Task description - Check each line of the material below, and copy it if it holds the string "true".

◆ ◆ ◆ ◆

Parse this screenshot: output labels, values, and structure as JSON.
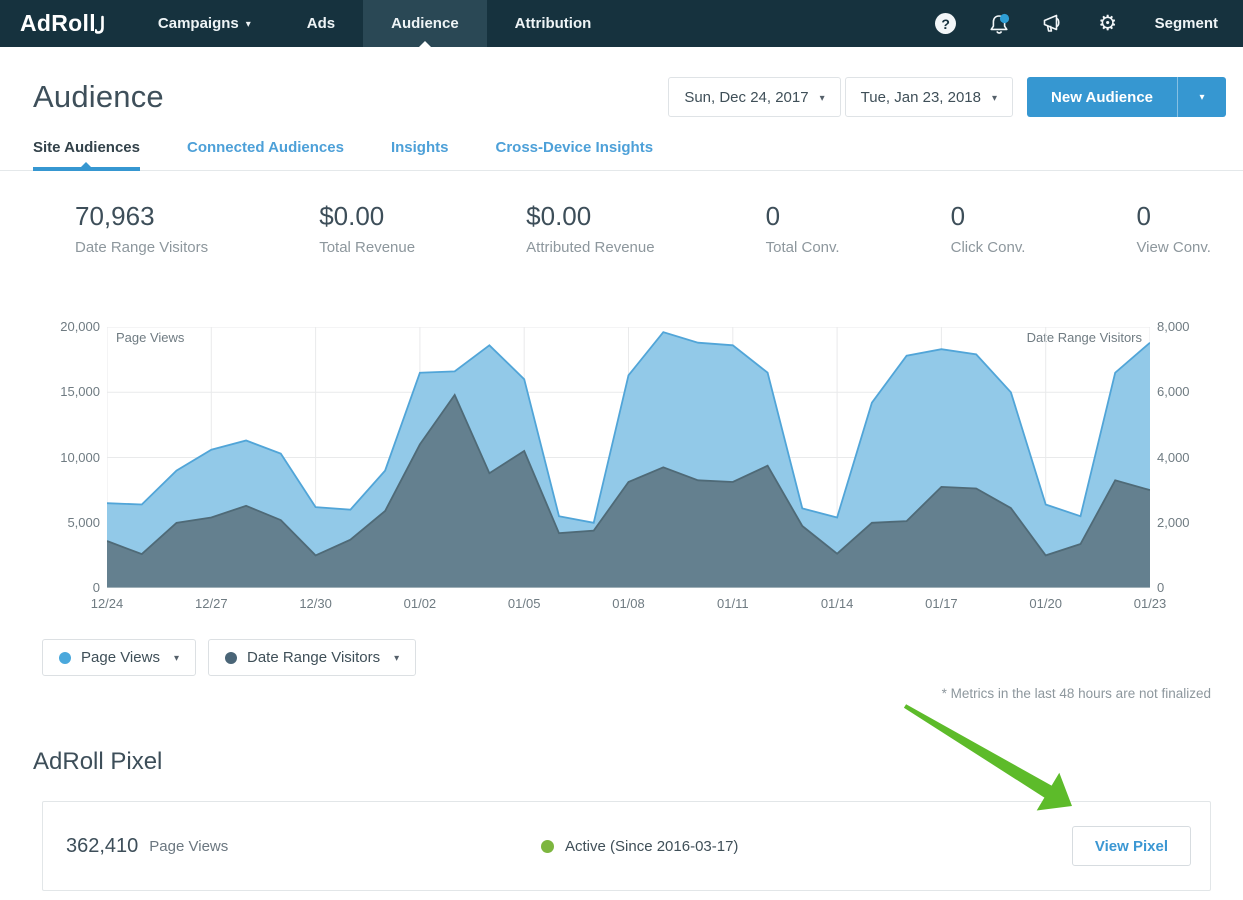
{
  "nav": {
    "logo": "AdRoll",
    "items": [
      {
        "label": "Campaigns",
        "has_caret": true,
        "active": false
      },
      {
        "label": "Ads",
        "has_caret": false,
        "active": false
      },
      {
        "label": "Audience",
        "has_caret": false,
        "active": true
      },
      {
        "label": "Attribution",
        "has_caret": false,
        "active": false
      }
    ],
    "icons": [
      "help-icon",
      "notifications-icon",
      "announcements-icon",
      "settings-icon"
    ],
    "notification_badge_color": "#2e9fd6",
    "account_label": "Segment"
  },
  "header": {
    "title": "Audience",
    "date_start": "Sun, Dec 24, 2017",
    "date_end": "Tue, Jan 23, 2018",
    "new_audience_label": "New Audience"
  },
  "tabs": [
    {
      "label": "Site Audiences",
      "active": true
    },
    {
      "label": "Connected Audiences",
      "active": false
    },
    {
      "label": "Insights",
      "active": false
    },
    {
      "label": "Cross-Device Insights",
      "active": false
    }
  ],
  "stats": [
    {
      "value": "70,963",
      "label": "Date Range Visitors"
    },
    {
      "value": "$0.00",
      "label": "Total Revenue"
    },
    {
      "value": "$0.00",
      "label": "Attributed Revenue"
    },
    {
      "value": "0",
      "label": "Total Conv."
    },
    {
      "value": "0",
      "label": "Click Conv."
    },
    {
      "value": "0",
      "label": "View Conv."
    }
  ],
  "chart_data": {
    "type": "area",
    "x": [
      "12/24",
      "12/25",
      "12/26",
      "12/27",
      "12/28",
      "12/29",
      "12/30",
      "12/31",
      "01/01",
      "01/02",
      "01/03",
      "01/04",
      "01/05",
      "01/06",
      "01/07",
      "01/08",
      "01/09",
      "01/10",
      "01/11",
      "01/12",
      "01/13",
      "01/14",
      "01/15",
      "01/16",
      "01/17",
      "01/18",
      "01/19",
      "01/20",
      "01/21",
      "01/22",
      "01/23"
    ],
    "x_tick_labels": [
      "12/24",
      "12/27",
      "12/30",
      "01/02",
      "01/05",
      "01/08",
      "01/11",
      "01/14",
      "01/17",
      "01/20",
      "01/23"
    ],
    "x_tick_interval": 3,
    "series": [
      {
        "name": "Page Views",
        "axis": "left",
        "fill_color": "#92c9e8",
        "line_color": "#51a5d8",
        "values": [
          6500,
          6400,
          9000,
          10600,
          11300,
          10300,
          6200,
          6000,
          9000,
          16500,
          16600,
          18600,
          16000,
          5500,
          5000,
          16300,
          19600,
          18800,
          18600,
          16500,
          6100,
          5400,
          14200,
          17800,
          18300,
          17900,
          15000,
          6400,
          5500,
          16500,
          18800
        ]
      },
      {
        "name": "Date Range Visitors",
        "axis": "right",
        "fill_color": "#64808f",
        "line_color": "#4f6a77",
        "values": [
          1440,
          1040,
          2000,
          2160,
          2520,
          2080,
          1000,
          1480,
          2360,
          4400,
          5920,
          3520,
          4200,
          1680,
          1760,
          3250,
          3700,
          3300,
          3250,
          3750,
          1900,
          1050,
          2000,
          2050,
          3100,
          3050,
          2450,
          1000,
          1350,
          3300,
          3000
        ]
      }
    ],
    "left_axis": {
      "title": "Page Views",
      "min": 0,
      "max": 20000,
      "tick_labels": [
        "20,000",
        "15,000",
        "10,000",
        "5,000",
        "0"
      ]
    },
    "right_axis": {
      "title": "Date Range Visitors",
      "min": 0,
      "max": 8000,
      "tick_labels": [
        "8,000",
        "6,000",
        "4,000",
        "2,000",
        "0"
      ]
    },
    "grid": true,
    "legend_position": "bottom-left"
  },
  "legend": [
    {
      "label": "Page Views",
      "color": "#4aa8dc"
    },
    {
      "label": "Date Range Visitors",
      "color": "#4a6577"
    }
  ],
  "footnote": "* Metrics in the last 48 hours are not finalized",
  "pixel_section": {
    "title": "AdRoll Pixel",
    "page_views_value": "362,410",
    "page_views_label": "Page Views",
    "status_text": "Active (Since 2016-03-17)",
    "status_color": "#7db63f",
    "view_pixel_label": "View Pixel"
  },
  "annotation": {
    "arrow_color": "#5dbb2a"
  }
}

◆ ◆ ◆ ◆

Complete answer -
        "has_caret": true,
        "active": true
      "active": true
    "grid": true,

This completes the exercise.